Exercise brief: Drop the pictures, then extract the listing word for word.

Dataset items:
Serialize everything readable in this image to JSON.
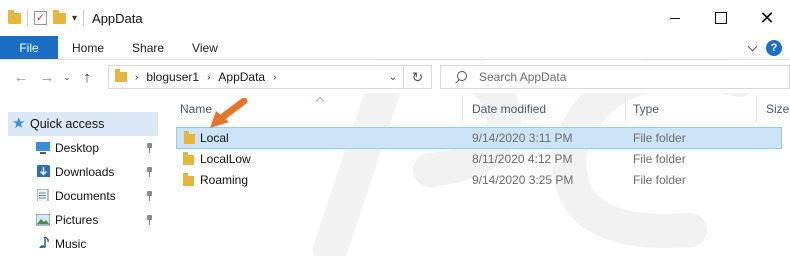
{
  "window": {
    "title": "AppData",
    "quick_access_toolbar": {
      "icons": [
        "folder-icon",
        "properties-check-icon",
        "new-folder-icon",
        "customize-down-icon"
      ]
    }
  },
  "ribbon": {
    "tabs": [
      {
        "label": "File",
        "active": true
      },
      {
        "label": "Home"
      },
      {
        "label": "Share"
      },
      {
        "label": "View"
      }
    ],
    "help_label": "?",
    "accent_color": "#1a6fc4"
  },
  "navigation": {
    "back_symbol": "←",
    "forward_symbol": "→",
    "recent_symbol": "⌄",
    "up_symbol": "↑",
    "breadcrumb": [
      "bloguser1",
      "AppData"
    ],
    "breadcrumb_separator": "›",
    "refresh_symbol": "↻",
    "dropdown_symbol": "⌄",
    "search_placeholder": "Search AppData"
  },
  "sidebar": {
    "items": [
      {
        "label": "Quick access",
        "icon": "star-icon",
        "selected": true
      },
      {
        "label": "Desktop",
        "icon": "desktop-icon",
        "pinned": true
      },
      {
        "label": "Downloads",
        "icon": "downloads-icon",
        "pinned": true
      },
      {
        "label": "Documents",
        "icon": "documents-icon",
        "pinned": true
      },
      {
        "label": "Pictures",
        "icon": "pictures-icon",
        "pinned": true
      },
      {
        "label": "Music",
        "icon": "music-icon",
        "pinned": false
      }
    ]
  },
  "file_list": {
    "columns": [
      "Name",
      "Date modified",
      "Type",
      "Size"
    ],
    "rows": [
      {
        "name": "Local",
        "date_modified": "9/14/2020 3:11 PM",
        "type": "File folder",
        "selected": true
      },
      {
        "name": "LocalLow",
        "date_modified": "8/11/2020 4:12 PM",
        "type": "File folder"
      },
      {
        "name": "Roaming",
        "date_modified": "9/14/2020 3:25 PM",
        "type": "File folder"
      }
    ]
  },
  "annotation": {
    "arrow_color": "#e8732a"
  }
}
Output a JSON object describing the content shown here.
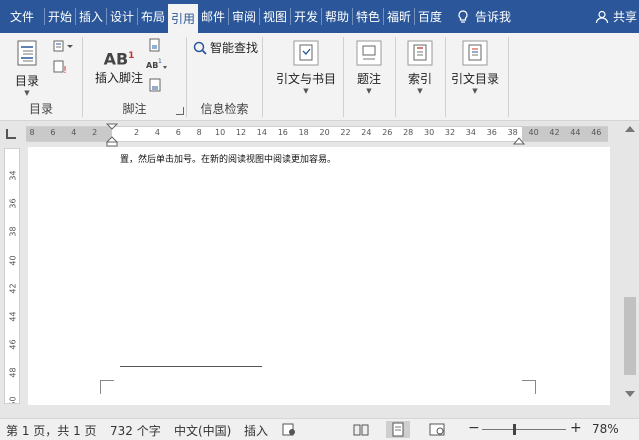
{
  "tabs": [
    {
      "label": "文件",
      "width": 44,
      "active": false
    },
    {
      "label": "开始",
      "width": 30,
      "active": false
    },
    {
      "label": "插入",
      "width": 30,
      "active": false
    },
    {
      "label": "设计",
      "width": 30,
      "active": false
    },
    {
      "label": "布局",
      "width": 30,
      "active": false
    },
    {
      "label": "引用",
      "width": 30,
      "active": true
    },
    {
      "label": "邮件",
      "width": 30,
      "active": false
    },
    {
      "label": "审阅",
      "width": 30,
      "active": false
    },
    {
      "label": "视图",
      "width": 30,
      "active": false
    },
    {
      "label": "开发",
      "width": 30,
      "active": false
    },
    {
      "label": "帮助",
      "width": 30,
      "active": false
    },
    {
      "label": "特色",
      "width": 30,
      "active": false
    },
    {
      "label": "福昕",
      "width": 30,
      "active": false
    },
    {
      "label": "百度",
      "width": 30,
      "active": false
    }
  ],
  "tell_me": "告诉我",
  "share": "共享",
  "ribbon": {
    "toc": {
      "label": "目录",
      "group": "目录"
    },
    "footnote": {
      "label": "插入脚注",
      "ab_text": "AB",
      "group": "脚注"
    },
    "search": {
      "label": "智能查找",
      "group": "信息检索"
    },
    "citations": {
      "label": "引文与书目"
    },
    "captions": {
      "label": "题注"
    },
    "index": {
      "label": "索引"
    },
    "toa": {
      "label": "引文目录"
    }
  },
  "ruler": {
    "ticks": [
      "8",
      "6",
      "4",
      "2",
      "",
      "2",
      "4",
      "6",
      "8",
      "10",
      "12",
      "14",
      "16",
      "18",
      "20",
      "22",
      "24",
      "26",
      "28",
      "30",
      "32",
      "34",
      "36",
      "38",
      "40",
      "42",
      "44",
      "46"
    ]
  },
  "vruler": {
    "ticks": [
      "34",
      "36",
      "38",
      "40",
      "42",
      "44",
      "46",
      "48",
      "50"
    ]
  },
  "document": {
    "text": "置，然后单击加号。在新的阅读视图中阅读更加容易。"
  },
  "status": {
    "page": "第 1 页，共 1 页",
    "words": "732 个字",
    "lang": "中文(中国)",
    "mode": "插入",
    "zoom": "78%",
    "zoom_value": 78
  },
  "colors": {
    "accent": "#2b579a"
  }
}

Written reply:
Serialize everything readable in this image to JSON.
{
  "window": {
    "title": "AppData",
    "quick_access_toolbar": {
      "icons": [
        "folder-icon",
        "properties-check-icon",
        "new-folder-icon",
        "customize-down-icon"
      ]
    }
  },
  "ribbon": {
    "tabs": [
      {
        "label": "File",
        "active": true
      },
      {
        "label": "Home"
      },
      {
        "label": "Share"
      },
      {
        "label": "View"
      }
    ],
    "help_label": "?",
    "accent_color": "#1a6fc4"
  },
  "navigation": {
    "back_symbol": "←",
    "forward_symbol": "→",
    "recent_symbol": "⌄",
    "up_symbol": "↑",
    "breadcrumb": [
      "bloguser1",
      "AppData"
    ],
    "breadcrumb_separator": "›",
    "refresh_symbol": "↻",
    "dropdown_symbol": "⌄",
    "search_placeholder": "Search AppData"
  },
  "sidebar": {
    "items": [
      {
        "label": "Quick access",
        "icon": "star-icon",
        "selected": true
      },
      {
        "label": "Desktop",
        "icon": "desktop-icon",
        "pinned": true
      },
      {
        "label": "Downloads",
        "icon": "downloads-icon",
        "pinned": true
      },
      {
        "label": "Documents",
        "icon": "documents-icon",
        "pinned": true
      },
      {
        "label": "Pictures",
        "icon": "pictures-icon",
        "pinned": true
      },
      {
        "label": "Music",
        "icon": "music-icon",
        "pinned": false
      }
    ]
  },
  "file_list": {
    "columns": [
      "Name",
      "Date modified",
      "Type",
      "Size"
    ],
    "rows": [
      {
        "name": "Local",
        "date_modified": "9/14/2020 3:11 PM",
        "type": "File folder",
        "selected": true
      },
      {
        "name": "LocalLow",
        "date_modified": "8/11/2020 4:12 PM",
        "type": "File folder"
      },
      {
        "name": "Roaming",
        "date_modified": "9/14/2020 3:25 PM",
        "type": "File folder"
      }
    ]
  },
  "annotation": {
    "arrow_color": "#e8732a"
  }
}
Output a JSON object describing the content shown here.
{
  "tabs": [
    {
      "label": "文件",
      "width": 44,
      "active": false
    },
    {
      "label": "开始",
      "width": 30,
      "active": false
    },
    {
      "label": "插入",
      "width": 30,
      "active": false
    },
    {
      "label": "设计",
      "width": 30,
      "active": false
    },
    {
      "label": "布局",
      "width": 30,
      "active": false
    },
    {
      "label": "引用",
      "width": 30,
      "active": true
    },
    {
      "label": "邮件",
      "width": 30,
      "active": false
    },
    {
      "label": "审阅",
      "width": 30,
      "active": false
    },
    {
      "label": "视图",
      "width": 30,
      "active": false
    },
    {
      "label": "开发",
      "width": 30,
      "active": false
    },
    {
      "label": "帮助",
      "width": 30,
      "active": false
    },
    {
      "label": "特色",
      "width": 30,
      "active": false
    },
    {
      "label": "福昕",
      "width": 30,
      "active": false
    },
    {
      "label": "百度",
      "width": 30,
      "active": false
    }
  ],
  "tell_me": "告诉我",
  "share": "共享",
  "ribbon": {
    "toc": {
      "label": "目录",
      "group": "目录"
    },
    "footnote": {
      "label": "插入脚注",
      "ab_text": "AB",
      "group": "脚注"
    },
    "search": {
      "label": "智能查找",
      "group": "信息检索"
    },
    "citations": {
      "label": "引文与书目"
    },
    "captions": {
      "label": "题注"
    },
    "index": {
      "label": "索引"
    },
    "toa": {
      "label": "引文目录"
    }
  },
  "ruler": {
    "ticks": [
      "8",
      "6",
      "4",
      "2",
      "",
      "2",
      "4",
      "6",
      "8",
      "10",
      "12",
      "14",
      "16",
      "18",
      "20",
      "22",
      "24",
      "26",
      "28",
      "30",
      "32",
      "34",
      "36",
      "38",
      "40",
      "42",
      "44",
      "46"
    ]
  },
  "vruler": {
    "ticks": [
      "34",
      "36",
      "38",
      "40",
      "42",
      "44",
      "46",
      "48",
      "50"
    ]
  },
  "document": {
    "text": "置，然后单击加号。在新的阅读视图中阅读更加容易。"
  },
  "status": {
    "page": "第 1 页，共 1 页",
    "words": "732 个字",
    "lang": "中文(中国)",
    "mode": "插入",
    "zoom": "78%",
    "zoom_value": 78
  },
  "colors": {
    "accent": "#2b579a"
  }
}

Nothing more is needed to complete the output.